● **To be done**: Locate the lines of the listing below that hold "create", then copy each of them.

━━━ Dataset records

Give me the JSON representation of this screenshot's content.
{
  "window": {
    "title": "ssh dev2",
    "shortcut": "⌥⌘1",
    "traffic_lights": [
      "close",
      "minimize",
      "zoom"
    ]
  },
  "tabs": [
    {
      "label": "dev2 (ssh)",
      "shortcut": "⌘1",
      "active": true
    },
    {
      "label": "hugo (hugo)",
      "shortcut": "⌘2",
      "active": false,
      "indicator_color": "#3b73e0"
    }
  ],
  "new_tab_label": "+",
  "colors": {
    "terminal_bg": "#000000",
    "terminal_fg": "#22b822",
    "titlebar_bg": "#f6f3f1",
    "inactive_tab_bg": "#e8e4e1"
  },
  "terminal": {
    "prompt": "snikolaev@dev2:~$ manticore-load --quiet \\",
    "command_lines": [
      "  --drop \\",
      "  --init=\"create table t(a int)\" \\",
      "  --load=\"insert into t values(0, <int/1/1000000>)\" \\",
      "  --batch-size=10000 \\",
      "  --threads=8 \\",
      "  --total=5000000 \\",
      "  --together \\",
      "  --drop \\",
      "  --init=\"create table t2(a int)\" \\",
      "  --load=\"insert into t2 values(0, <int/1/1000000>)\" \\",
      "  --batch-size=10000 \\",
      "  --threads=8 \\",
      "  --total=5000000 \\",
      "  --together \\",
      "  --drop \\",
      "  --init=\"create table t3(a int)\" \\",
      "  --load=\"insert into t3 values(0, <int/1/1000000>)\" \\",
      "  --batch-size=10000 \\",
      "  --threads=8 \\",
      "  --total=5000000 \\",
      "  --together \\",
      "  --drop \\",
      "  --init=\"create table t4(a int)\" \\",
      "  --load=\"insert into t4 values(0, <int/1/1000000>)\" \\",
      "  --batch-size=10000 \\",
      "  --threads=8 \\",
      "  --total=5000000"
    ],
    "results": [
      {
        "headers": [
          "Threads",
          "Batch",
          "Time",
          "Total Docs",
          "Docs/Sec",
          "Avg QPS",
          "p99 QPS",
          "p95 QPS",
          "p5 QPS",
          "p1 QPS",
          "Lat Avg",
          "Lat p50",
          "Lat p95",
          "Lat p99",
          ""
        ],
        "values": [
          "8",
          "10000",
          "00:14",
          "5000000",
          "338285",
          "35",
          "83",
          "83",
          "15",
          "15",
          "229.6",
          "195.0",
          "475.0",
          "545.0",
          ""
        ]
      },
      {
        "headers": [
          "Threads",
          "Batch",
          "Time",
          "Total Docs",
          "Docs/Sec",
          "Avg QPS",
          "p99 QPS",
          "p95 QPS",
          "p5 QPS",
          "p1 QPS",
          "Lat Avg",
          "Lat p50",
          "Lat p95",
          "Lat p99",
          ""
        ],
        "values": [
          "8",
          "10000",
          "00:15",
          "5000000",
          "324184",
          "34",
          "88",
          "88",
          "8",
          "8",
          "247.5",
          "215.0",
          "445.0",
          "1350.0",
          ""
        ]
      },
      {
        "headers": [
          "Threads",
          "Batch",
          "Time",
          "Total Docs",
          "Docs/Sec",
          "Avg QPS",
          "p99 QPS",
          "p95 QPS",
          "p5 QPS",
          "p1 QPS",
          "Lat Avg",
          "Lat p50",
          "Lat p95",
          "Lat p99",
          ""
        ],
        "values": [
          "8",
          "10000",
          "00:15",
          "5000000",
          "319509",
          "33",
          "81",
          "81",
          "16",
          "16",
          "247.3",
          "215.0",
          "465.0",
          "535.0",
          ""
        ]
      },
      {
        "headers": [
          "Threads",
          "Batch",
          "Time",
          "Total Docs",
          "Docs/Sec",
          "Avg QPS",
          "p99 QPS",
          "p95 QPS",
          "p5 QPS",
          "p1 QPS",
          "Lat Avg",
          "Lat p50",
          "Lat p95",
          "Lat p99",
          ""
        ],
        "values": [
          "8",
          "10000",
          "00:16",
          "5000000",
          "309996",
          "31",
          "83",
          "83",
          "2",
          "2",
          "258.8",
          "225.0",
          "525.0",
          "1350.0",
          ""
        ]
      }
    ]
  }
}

━━━━━━

● **Solution for this exercise**:
      "  --init=\"create table t(a int)\" \\",
      "  --init=\"create table t2(a int)\" \\",
      "  --init=\"create table t3(a int)\" \\",
      "  --init=\"create table t4(a int)\" \\",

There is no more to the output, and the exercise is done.